PROBLEM REQUIREMENTS —
Go through the lines below and copy each one that holds the string "الملائكة".

SUPPLIED ENTRIES —
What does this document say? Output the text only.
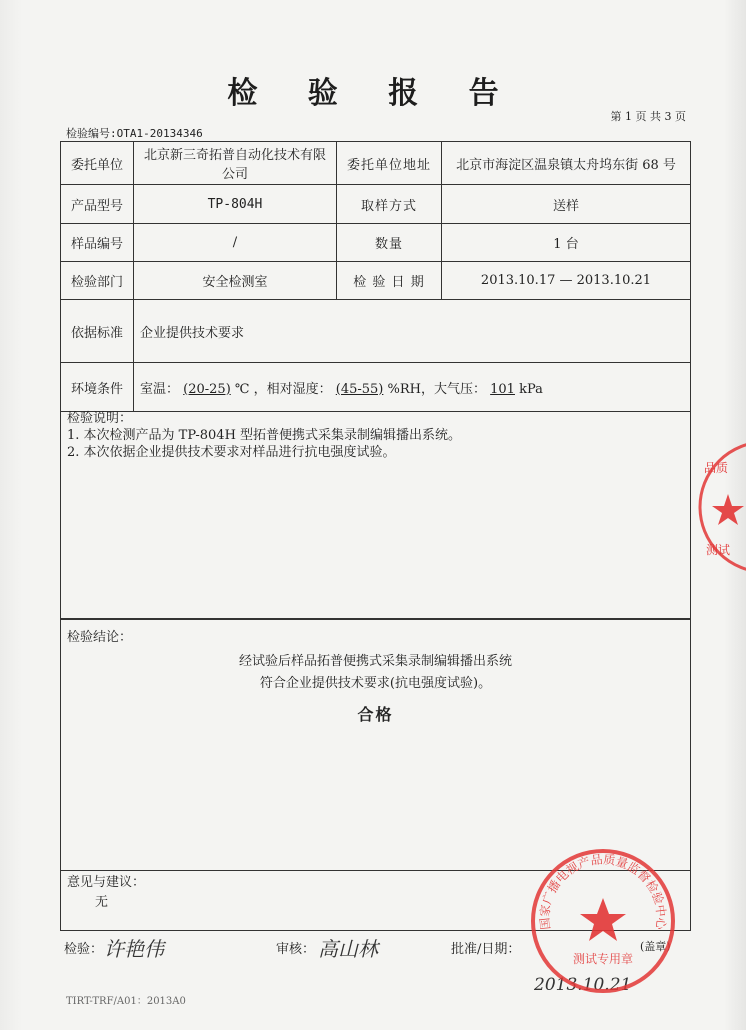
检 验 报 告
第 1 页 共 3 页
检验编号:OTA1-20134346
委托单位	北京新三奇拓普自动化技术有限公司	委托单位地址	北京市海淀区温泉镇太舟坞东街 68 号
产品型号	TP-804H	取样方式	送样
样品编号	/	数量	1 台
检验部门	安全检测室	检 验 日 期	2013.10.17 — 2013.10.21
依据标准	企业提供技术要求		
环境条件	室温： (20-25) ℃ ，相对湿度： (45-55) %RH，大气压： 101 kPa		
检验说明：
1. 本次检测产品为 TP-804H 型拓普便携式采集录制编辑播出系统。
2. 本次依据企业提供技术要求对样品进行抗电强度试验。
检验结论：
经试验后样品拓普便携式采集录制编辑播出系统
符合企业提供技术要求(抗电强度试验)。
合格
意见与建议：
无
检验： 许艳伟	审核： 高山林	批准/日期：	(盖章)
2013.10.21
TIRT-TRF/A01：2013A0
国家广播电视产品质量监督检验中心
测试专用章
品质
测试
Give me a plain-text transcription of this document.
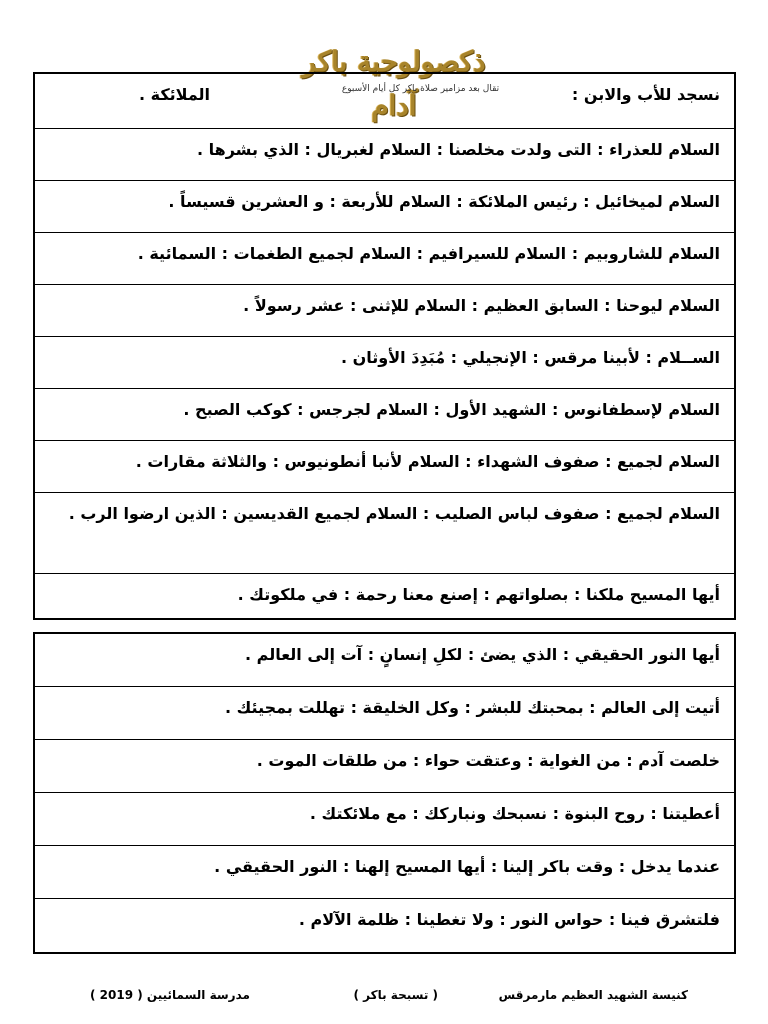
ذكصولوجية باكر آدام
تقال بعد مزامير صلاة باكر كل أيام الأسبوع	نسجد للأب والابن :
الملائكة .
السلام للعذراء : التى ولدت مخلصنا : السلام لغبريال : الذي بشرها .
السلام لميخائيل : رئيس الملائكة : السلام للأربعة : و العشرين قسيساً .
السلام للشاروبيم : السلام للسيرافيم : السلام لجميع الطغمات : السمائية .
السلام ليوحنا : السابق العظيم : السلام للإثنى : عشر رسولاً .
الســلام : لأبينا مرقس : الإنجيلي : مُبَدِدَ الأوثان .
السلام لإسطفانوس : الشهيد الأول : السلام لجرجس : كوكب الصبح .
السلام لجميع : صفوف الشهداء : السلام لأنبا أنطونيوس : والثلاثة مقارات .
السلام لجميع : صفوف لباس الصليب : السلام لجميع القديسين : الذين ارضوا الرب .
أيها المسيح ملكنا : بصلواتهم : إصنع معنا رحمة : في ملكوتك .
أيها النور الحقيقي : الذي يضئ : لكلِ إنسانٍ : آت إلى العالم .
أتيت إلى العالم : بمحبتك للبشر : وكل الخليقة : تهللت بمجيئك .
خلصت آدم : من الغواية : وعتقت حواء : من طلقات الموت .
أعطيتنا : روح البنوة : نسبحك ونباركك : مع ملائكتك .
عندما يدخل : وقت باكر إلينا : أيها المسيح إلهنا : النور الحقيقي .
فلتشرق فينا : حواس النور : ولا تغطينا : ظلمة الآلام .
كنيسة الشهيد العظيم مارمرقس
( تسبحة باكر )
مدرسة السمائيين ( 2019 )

FINAL ANSWER —
الملائكة .
السلام لميخائيل : رئيس الملائكة : السلام للأربعة : و العشرين قسيساً .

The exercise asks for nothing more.